Exercise instructions:
All of the data needs to be repeated exactly.

** START OF The data **

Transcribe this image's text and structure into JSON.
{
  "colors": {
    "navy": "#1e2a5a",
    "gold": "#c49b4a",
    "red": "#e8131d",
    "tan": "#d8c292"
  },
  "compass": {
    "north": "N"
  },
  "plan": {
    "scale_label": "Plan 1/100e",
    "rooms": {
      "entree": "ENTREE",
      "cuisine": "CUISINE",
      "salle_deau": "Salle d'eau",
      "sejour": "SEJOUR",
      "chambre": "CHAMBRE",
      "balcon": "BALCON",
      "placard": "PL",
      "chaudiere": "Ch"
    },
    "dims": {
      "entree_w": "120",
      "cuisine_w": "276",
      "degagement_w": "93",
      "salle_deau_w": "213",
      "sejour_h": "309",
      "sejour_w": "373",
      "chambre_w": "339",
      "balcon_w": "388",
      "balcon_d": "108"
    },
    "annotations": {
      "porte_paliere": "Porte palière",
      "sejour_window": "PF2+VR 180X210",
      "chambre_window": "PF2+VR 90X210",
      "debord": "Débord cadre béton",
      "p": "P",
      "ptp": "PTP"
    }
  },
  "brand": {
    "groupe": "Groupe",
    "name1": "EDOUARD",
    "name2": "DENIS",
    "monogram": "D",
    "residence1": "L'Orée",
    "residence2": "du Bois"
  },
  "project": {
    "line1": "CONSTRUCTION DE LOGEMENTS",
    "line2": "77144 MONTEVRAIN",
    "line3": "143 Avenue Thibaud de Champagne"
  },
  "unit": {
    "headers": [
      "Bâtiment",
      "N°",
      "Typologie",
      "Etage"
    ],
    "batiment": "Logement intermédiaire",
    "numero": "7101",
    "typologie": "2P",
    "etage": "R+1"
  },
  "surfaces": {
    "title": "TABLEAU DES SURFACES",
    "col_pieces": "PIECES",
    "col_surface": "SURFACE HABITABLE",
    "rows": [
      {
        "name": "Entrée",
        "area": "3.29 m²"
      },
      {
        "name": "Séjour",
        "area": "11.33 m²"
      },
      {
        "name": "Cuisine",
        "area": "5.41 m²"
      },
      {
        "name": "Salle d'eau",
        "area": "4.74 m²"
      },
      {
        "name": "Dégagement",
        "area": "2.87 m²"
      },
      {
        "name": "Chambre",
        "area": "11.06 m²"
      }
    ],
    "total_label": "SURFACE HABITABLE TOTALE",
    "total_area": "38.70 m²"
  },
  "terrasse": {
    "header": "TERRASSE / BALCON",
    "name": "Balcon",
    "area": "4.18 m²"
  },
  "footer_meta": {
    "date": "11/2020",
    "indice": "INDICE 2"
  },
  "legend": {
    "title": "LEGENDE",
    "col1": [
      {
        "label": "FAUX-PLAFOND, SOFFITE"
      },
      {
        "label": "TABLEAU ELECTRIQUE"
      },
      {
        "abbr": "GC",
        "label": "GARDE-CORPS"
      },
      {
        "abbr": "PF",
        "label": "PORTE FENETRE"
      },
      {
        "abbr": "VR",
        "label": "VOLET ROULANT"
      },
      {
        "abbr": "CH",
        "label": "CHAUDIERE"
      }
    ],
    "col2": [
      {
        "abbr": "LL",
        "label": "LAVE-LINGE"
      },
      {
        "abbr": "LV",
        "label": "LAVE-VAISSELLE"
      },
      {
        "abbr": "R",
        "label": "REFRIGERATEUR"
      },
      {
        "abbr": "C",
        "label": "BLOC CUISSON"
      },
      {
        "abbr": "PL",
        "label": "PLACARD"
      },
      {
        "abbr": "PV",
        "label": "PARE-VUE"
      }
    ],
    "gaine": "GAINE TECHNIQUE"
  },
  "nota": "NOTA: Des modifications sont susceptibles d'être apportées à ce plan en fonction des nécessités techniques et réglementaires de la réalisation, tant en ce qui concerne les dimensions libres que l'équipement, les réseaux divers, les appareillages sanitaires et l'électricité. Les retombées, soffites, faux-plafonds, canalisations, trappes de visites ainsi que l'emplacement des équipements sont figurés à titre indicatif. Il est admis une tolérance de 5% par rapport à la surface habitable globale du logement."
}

** END OF The data **

Expected output:
Transcribe this image's text and structure into JSON.
{
  "colors": {
    "navy": "#1e2a5a",
    "gold": "#c49b4a",
    "red": "#e8131d",
    "tan": "#d8c292"
  },
  "compass": {
    "north": "N"
  },
  "plan": {
    "scale_label": "Plan 1/100e",
    "rooms": {
      "entree": "ENTREE",
      "cuisine": "CUISINE",
      "salle_deau": "Salle d'eau",
      "sejour": "SEJOUR",
      "chambre": "CHAMBRE",
      "balcon": "BALCON",
      "placard": "PL",
      "chaudiere": "Ch"
    },
    "dims": {
      "entree_w": "120",
      "cuisine_w": "276",
      "degagement_w": "93",
      "salle_deau_w": "213",
      "sejour_h": "309",
      "sejour_w": "373",
      "chambre_w": "339",
      "balcon_w": "388",
      "balcon_d": "108"
    },
    "annotations": {
      "porte_paliere": "Porte palière",
      "sejour_window": "PF2+VR 180X210",
      "chambre_window": "PF2+VR 90X210",
      "debord": "Débord cadre béton",
      "p": "P",
      "ptp": "PTP"
    }
  },
  "brand": {
    "groupe": "Groupe",
    "name1": "EDOUARD",
    "name2": "DENIS",
    "monogram": "D",
    "residence1": "L'Orée",
    "residence2": "du Bois"
  },
  "project": {
    "line1": "CONSTRUCTION DE LOGEMENTS",
    "line2": "77144 MONTEVRAIN",
    "line3": "143 Avenue Thibaud de Champagne"
  },
  "unit": {
    "headers": [
      "Bâtiment",
      "N°",
      "Typologie",
      "Etage"
    ],
    "batiment": "Logement intermédiaire",
    "numero": "7101",
    "typologie": "2P",
    "etage": "R+1"
  },
  "surfaces": {
    "title": "TABLEAU DES SURFACES",
    "col_pieces": "PIECES",
    "col_surface": "SURFACE HABITABLE",
    "rows": [
      {
        "name": "Entrée",
        "area": "3.29 m²"
      },
      {
        "name": "Séjour",
        "area": "11.33 m²"
      },
      {
        "name": "Cuisine",
        "area": "5.41 m²"
      },
      {
        "name": "Salle d'eau",
        "area": "4.74 m²"
      },
      {
        "name": "Dégagement",
        "area": "2.87 m²"
      },
      {
        "name": "Chambre",
        "area": "11.06 m²"
      }
    ],
    "total_label": "SURFACE HABITABLE TOTALE",
    "total_area": "38.70 m²"
  },
  "terrasse": {
    "header": "TERRASSE / BALCON",
    "name": "Balcon",
    "area": "4.18 m²"
  },
  "footer_meta": {
    "date": "11/2020",
    "indice": "INDICE 2"
  },
  "legend": {
    "title": "LEGENDE",
    "col1": [
      {
        "label": "FAUX-PLAFOND, SOFFITE"
      },
      {
        "label": "TABLEAU ELECTRIQUE"
      },
      {
        "abbr": "GC",
        "label": "GARDE-CORPS"
      },
      {
        "abbr": "PF",
        "label": "PORTE FENETRE"
      },
      {
        "abbr": "VR",
        "label": "VOLET ROULANT"
      },
      {
        "abbr": "CH",
        "label": "CHAUDIERE"
      }
    ],
    "col2": [
      {
        "abbr": "LL",
        "label": "LAVE-LINGE"
      },
      {
        "abbr": "LV",
        "label": "LAVE-VAISSELLE"
      },
      {
        "abbr": "R",
        "label": "REFRIGERATEUR"
      },
      {
        "abbr": "C",
        "label": "BLOC CUISSON"
      },
      {
        "abbr": "PL",
        "label": "PLACARD"
      },
      {
        "abbr": "PV",
        "label": "PARE-VUE"
      }
    ],
    "gaine": "GAINE TECHNIQUE"
  },
  "nota": "NOTA: Des modifications sont susceptibles d'être apportées à ce plan en fonction des nécessités techniques et réglementaires de la réalisation, tant en ce qui concerne les dimensions libres que l'équipement, les réseaux divers, les appareillages sanitaires et l'électricité. Les retombées, soffites, faux-plafonds, canalisations, trappes de visites ainsi que l'emplacement des équipements sont figurés à titre indicatif. Il est admis une tolérance de 5% par rapport à la surface habitable globale du logement."
}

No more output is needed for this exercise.